[Dataset records]

begin

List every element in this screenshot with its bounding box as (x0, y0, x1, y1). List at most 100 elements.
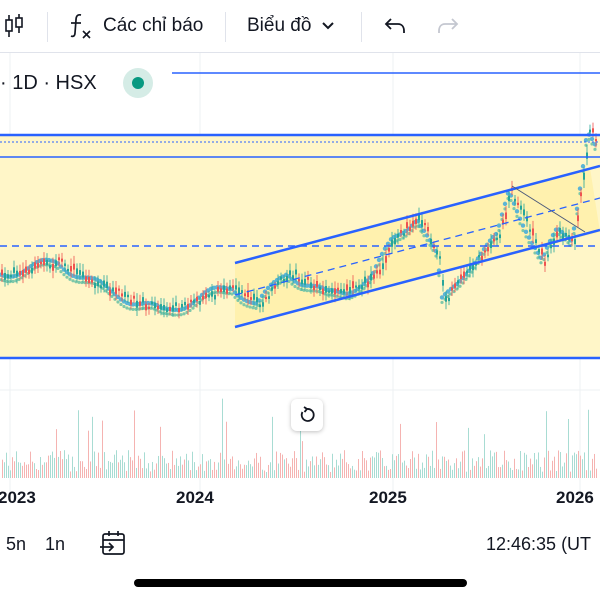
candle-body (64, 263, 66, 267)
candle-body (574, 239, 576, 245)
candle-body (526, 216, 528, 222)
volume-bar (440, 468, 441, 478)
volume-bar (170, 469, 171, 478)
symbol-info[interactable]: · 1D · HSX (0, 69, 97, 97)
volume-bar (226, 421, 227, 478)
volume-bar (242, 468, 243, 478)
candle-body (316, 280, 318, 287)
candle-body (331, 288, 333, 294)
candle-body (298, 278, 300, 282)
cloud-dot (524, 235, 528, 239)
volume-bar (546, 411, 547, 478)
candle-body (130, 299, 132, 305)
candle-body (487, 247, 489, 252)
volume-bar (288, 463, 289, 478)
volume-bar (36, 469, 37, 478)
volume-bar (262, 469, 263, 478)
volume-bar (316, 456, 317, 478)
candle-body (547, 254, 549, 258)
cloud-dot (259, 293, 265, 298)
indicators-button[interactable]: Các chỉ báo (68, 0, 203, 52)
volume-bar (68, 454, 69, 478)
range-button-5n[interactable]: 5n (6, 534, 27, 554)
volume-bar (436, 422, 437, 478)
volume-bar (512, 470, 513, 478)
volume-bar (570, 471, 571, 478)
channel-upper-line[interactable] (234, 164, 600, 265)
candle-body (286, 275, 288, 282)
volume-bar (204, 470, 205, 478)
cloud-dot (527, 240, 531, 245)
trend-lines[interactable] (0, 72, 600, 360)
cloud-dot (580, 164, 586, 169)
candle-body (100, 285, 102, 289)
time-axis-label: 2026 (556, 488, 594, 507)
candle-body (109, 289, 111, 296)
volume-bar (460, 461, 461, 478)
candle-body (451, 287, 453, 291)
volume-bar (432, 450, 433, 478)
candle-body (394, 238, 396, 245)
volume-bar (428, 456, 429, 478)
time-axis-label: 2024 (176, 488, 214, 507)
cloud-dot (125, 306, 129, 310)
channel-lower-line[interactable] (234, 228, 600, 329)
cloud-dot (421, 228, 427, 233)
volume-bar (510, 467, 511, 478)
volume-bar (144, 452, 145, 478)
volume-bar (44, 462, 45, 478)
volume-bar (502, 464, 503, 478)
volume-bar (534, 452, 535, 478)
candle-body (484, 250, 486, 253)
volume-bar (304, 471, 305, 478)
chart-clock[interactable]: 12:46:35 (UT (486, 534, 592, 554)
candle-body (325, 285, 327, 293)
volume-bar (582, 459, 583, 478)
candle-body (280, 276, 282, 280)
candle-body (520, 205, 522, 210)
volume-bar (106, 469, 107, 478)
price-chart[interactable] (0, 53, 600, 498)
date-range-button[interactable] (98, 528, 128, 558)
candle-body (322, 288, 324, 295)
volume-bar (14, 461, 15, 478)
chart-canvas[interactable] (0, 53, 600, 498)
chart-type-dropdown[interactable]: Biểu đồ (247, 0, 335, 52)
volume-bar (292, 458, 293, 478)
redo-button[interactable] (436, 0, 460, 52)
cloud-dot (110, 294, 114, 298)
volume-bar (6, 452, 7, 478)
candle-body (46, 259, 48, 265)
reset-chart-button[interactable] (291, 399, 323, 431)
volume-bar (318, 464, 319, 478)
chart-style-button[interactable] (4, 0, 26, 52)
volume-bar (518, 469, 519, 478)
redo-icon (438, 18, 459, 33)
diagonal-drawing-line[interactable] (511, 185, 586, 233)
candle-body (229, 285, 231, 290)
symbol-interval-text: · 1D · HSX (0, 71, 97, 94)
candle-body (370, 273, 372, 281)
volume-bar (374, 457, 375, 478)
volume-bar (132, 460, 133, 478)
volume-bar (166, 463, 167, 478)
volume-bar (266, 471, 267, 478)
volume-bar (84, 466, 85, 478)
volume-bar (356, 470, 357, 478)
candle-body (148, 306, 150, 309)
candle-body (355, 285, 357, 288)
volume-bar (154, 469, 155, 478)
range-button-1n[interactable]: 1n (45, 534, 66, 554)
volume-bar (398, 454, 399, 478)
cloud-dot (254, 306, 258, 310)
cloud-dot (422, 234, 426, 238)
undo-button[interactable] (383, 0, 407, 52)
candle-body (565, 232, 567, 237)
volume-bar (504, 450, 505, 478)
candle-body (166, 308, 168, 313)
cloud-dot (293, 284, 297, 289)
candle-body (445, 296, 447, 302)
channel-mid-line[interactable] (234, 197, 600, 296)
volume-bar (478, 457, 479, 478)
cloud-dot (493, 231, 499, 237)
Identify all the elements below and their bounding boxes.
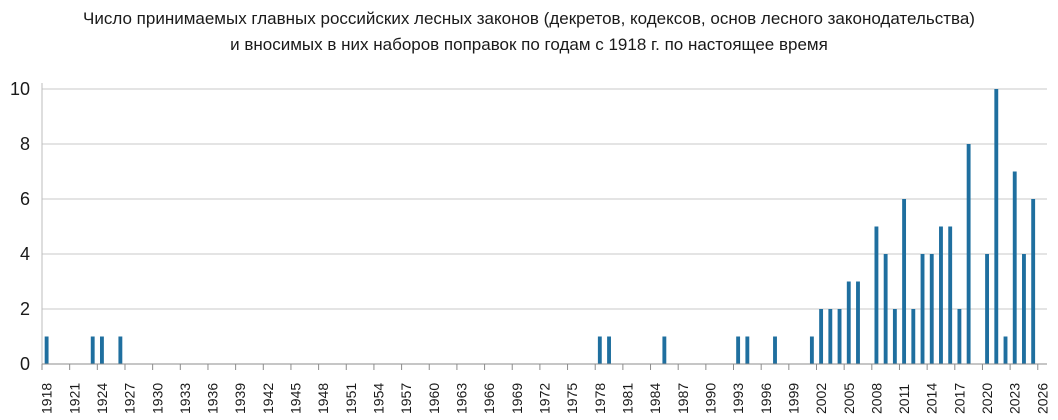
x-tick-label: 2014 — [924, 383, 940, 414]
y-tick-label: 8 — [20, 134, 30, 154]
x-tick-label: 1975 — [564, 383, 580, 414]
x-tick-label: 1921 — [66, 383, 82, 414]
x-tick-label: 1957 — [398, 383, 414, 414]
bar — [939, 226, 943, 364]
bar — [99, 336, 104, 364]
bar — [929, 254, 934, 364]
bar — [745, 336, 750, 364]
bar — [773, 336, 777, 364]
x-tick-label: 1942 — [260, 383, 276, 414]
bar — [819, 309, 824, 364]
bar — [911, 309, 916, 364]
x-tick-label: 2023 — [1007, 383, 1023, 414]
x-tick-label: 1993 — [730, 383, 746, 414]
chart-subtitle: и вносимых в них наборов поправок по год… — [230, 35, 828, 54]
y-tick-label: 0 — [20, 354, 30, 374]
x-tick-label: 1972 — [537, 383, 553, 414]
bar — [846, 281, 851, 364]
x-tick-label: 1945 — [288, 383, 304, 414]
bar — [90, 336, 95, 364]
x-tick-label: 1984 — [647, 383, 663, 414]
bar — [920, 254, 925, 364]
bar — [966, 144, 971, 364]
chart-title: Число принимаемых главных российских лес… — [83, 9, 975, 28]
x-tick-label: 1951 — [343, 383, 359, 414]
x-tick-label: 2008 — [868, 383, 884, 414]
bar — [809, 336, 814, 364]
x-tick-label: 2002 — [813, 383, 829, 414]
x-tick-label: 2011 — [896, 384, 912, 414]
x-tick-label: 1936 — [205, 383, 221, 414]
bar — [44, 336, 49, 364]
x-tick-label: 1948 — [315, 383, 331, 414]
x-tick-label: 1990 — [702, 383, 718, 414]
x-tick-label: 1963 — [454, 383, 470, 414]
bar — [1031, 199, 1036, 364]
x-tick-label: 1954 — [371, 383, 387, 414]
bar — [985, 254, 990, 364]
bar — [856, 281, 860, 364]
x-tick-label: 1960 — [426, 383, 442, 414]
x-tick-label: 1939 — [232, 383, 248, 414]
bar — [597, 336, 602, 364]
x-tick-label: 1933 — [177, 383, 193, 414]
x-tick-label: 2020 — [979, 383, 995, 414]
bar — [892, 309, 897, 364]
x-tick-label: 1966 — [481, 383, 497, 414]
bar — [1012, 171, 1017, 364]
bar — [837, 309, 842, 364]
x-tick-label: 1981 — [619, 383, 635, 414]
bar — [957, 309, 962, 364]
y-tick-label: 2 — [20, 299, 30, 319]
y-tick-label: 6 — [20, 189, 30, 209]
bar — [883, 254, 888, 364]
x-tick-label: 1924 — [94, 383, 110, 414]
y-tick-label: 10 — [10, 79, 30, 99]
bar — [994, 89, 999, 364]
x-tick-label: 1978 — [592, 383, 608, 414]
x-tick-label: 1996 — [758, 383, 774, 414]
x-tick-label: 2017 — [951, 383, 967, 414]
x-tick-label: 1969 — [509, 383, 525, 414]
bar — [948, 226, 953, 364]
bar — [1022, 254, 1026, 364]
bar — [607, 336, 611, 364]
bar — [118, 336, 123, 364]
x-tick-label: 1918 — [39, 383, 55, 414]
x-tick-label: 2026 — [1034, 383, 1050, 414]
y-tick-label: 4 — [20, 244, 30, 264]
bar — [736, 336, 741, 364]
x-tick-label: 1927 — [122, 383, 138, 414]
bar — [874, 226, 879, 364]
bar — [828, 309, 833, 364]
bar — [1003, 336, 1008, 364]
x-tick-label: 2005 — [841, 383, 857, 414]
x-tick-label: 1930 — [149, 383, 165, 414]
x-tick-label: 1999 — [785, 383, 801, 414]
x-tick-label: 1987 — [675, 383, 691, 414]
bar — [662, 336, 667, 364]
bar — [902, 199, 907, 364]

end

[Stated goal] Set down, without any change, every row from the one containing "x-tick-label: 2014 — [924, 383, 940, 414]" down to the one containing "x-tick-label: 2008 — [868, 383, 884, 414]", including both of those rows.

[Written reply]
x-tick-label: 2014 — [924, 383, 940, 414]
y-tick-label: 8 — [20, 134, 30, 154]
x-tick-label: 1975 — [564, 383, 580, 414]
x-tick-label: 1921 — [66, 383, 82, 414]
x-tick-label: 1957 — [398, 383, 414, 414]
bar — [939, 226, 943, 364]
bar — [99, 336, 104, 364]
bar — [929, 254, 934, 364]
bar — [745, 336, 750, 364]
bar — [773, 336, 777, 364]
x-tick-label: 1942 — [260, 383, 276, 414]
bar — [819, 309, 824, 364]
bar — [911, 309, 916, 364]
x-tick-label: 2023 — [1007, 383, 1023, 414]
x-tick-label: 1993 — [730, 383, 746, 414]
chart-subtitle: и вносимых в них наборов поправок по год… — [230, 35, 828, 54]
y-tick-label: 0 — [20, 354, 30, 374]
x-tick-label: 1972 — [537, 383, 553, 414]
bar — [846, 281, 851, 364]
x-tick-label: 1945 — [288, 383, 304, 414]
bar — [90, 336, 95, 364]
x-tick-label: 1984 — [647, 383, 663, 414]
bar — [920, 254, 925, 364]
bar — [966, 144, 971, 364]
chart-title: Число принимаемых главных российских лес… — [83, 9, 975, 28]
x-tick-label: 1951 — [343, 383, 359, 414]
x-tick-label: 2008 — [868, 383, 884, 414]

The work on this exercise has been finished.